### REQUIRED TASK
Only a number is wanted: how many lines of the entries include the string "content"?
* begin EXERCISE MATERIALS *
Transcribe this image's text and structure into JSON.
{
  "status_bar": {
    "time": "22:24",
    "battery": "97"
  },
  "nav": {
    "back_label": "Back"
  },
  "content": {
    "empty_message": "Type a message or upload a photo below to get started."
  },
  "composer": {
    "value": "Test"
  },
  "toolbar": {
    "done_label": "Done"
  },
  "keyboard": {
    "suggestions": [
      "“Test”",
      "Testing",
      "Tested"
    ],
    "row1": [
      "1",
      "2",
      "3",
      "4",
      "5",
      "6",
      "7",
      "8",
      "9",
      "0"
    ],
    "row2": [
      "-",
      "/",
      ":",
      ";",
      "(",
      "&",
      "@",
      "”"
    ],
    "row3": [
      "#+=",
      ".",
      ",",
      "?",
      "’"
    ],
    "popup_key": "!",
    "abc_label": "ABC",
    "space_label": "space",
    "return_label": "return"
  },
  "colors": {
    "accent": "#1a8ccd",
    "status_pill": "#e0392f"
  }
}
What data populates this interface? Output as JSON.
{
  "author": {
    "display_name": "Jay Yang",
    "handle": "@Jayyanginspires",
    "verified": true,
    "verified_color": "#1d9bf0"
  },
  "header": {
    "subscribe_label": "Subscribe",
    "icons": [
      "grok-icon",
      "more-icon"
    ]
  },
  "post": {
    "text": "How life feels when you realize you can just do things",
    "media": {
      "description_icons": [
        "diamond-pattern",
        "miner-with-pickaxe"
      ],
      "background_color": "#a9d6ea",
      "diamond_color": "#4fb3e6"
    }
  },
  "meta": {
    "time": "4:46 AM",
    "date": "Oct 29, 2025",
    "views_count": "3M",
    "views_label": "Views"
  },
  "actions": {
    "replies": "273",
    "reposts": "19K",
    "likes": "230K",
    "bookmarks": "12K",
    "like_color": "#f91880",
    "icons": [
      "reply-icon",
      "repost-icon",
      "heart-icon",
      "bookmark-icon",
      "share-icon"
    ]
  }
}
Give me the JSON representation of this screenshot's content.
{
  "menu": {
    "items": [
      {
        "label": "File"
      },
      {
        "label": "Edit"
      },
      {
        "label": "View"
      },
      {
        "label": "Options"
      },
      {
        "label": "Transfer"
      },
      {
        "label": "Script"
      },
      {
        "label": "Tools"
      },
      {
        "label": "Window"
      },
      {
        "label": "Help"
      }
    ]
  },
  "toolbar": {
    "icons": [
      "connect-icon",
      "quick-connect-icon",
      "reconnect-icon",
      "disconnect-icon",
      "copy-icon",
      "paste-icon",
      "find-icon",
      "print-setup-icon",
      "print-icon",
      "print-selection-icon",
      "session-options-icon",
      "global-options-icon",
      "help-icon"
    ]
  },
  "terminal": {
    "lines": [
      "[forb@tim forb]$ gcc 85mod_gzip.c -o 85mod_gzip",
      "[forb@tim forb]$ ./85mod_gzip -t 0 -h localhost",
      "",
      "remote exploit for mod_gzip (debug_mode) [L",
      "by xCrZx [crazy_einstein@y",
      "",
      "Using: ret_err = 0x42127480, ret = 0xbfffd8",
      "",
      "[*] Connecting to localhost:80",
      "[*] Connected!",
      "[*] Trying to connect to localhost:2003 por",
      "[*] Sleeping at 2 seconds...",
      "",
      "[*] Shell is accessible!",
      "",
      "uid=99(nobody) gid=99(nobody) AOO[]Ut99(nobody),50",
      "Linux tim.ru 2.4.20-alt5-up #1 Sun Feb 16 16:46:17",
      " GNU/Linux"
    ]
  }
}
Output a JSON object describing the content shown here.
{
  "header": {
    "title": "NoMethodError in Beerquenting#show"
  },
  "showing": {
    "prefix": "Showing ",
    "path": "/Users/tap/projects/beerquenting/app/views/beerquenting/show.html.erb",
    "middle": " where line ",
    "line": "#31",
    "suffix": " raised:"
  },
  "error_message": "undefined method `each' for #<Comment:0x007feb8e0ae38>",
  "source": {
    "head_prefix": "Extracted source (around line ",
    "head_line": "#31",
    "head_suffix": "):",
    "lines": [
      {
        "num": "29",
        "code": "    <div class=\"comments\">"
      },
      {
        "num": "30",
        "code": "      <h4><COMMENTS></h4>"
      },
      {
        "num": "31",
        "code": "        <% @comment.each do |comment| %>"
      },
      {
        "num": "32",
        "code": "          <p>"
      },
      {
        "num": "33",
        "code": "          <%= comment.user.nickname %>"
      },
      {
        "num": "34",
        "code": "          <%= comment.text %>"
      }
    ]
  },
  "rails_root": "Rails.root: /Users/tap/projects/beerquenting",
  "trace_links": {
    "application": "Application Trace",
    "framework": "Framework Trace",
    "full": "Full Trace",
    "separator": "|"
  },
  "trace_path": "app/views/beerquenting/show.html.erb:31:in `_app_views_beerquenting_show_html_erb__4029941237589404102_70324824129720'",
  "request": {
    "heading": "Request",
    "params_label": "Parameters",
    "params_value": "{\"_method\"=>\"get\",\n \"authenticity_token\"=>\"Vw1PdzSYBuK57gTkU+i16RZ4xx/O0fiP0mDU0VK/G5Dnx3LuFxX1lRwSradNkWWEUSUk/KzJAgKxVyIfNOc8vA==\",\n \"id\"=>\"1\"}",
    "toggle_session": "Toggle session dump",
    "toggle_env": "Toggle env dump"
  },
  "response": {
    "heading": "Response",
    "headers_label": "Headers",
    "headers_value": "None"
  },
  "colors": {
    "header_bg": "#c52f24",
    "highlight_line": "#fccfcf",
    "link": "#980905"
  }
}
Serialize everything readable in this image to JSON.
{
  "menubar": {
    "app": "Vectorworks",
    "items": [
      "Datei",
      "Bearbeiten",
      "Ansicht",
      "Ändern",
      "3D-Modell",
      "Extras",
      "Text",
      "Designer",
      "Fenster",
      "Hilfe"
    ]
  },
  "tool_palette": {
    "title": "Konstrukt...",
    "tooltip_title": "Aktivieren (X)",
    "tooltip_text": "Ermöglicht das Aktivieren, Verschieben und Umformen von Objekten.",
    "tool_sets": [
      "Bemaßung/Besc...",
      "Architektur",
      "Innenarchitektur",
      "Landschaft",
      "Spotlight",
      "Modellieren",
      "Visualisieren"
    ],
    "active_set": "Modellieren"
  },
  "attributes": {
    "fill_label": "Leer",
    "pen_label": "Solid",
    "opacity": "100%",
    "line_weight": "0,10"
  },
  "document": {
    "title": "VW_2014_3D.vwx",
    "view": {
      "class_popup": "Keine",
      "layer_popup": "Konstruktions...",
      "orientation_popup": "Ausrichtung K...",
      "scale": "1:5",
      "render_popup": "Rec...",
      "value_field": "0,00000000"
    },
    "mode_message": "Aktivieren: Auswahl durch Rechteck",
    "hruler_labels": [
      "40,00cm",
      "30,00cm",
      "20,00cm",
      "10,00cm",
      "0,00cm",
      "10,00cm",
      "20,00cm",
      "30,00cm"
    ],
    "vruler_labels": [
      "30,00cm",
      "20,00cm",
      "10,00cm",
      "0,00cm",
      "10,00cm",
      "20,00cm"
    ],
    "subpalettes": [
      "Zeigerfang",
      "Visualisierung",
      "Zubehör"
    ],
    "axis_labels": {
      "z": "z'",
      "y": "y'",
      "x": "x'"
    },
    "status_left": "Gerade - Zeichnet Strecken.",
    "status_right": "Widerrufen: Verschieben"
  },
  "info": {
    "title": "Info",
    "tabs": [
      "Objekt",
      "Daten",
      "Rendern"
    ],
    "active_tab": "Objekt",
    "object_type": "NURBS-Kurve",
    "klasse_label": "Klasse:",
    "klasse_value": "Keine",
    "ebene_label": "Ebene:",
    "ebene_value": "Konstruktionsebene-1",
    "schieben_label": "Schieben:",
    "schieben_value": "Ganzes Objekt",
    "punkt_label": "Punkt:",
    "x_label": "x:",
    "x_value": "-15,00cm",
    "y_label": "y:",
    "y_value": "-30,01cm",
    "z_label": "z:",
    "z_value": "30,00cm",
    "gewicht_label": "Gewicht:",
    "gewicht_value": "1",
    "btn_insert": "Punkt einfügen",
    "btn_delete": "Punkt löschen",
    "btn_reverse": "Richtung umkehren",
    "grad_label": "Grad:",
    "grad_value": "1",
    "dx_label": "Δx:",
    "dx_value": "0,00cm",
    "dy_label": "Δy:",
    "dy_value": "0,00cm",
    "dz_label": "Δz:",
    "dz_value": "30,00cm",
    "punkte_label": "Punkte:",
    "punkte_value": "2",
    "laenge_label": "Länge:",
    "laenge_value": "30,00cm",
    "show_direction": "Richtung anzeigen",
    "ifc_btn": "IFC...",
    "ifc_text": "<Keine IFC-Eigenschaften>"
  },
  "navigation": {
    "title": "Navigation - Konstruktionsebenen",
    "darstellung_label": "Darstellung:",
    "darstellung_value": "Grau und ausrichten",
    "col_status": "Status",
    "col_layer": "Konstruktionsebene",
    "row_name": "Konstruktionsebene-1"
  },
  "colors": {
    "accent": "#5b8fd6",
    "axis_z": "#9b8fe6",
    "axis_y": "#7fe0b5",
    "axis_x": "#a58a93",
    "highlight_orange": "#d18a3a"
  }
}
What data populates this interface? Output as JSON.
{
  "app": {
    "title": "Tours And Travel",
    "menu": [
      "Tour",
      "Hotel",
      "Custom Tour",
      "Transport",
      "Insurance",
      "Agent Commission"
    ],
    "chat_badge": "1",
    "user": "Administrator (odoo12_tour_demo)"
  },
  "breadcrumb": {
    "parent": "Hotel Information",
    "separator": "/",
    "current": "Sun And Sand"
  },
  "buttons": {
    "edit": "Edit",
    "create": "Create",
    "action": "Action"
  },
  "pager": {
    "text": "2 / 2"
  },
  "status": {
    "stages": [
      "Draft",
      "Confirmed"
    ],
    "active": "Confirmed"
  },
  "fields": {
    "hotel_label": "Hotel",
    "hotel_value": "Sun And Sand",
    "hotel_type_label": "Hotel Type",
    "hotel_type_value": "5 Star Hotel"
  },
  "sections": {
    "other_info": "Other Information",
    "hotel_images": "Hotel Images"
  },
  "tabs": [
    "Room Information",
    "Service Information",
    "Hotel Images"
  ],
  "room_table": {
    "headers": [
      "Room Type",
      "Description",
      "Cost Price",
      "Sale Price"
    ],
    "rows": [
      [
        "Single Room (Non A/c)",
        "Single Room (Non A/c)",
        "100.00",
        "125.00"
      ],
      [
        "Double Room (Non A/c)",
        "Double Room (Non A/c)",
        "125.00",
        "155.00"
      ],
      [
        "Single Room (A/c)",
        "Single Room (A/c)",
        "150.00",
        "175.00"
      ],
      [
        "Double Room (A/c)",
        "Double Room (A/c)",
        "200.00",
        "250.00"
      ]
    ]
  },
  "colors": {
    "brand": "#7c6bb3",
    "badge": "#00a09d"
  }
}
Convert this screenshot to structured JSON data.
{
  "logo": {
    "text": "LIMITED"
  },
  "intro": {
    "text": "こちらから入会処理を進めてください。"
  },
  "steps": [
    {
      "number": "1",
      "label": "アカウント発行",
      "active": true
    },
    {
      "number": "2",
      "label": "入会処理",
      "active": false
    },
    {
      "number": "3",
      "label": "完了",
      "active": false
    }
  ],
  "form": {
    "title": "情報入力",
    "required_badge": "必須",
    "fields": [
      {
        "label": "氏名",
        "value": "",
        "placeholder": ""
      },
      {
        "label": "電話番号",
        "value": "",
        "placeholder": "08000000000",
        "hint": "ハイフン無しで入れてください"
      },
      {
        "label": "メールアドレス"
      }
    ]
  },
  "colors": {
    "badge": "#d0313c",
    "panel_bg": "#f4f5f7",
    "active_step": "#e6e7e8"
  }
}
* end EXERCISE MATERIALS *
### EXERCISE SOLUTION
3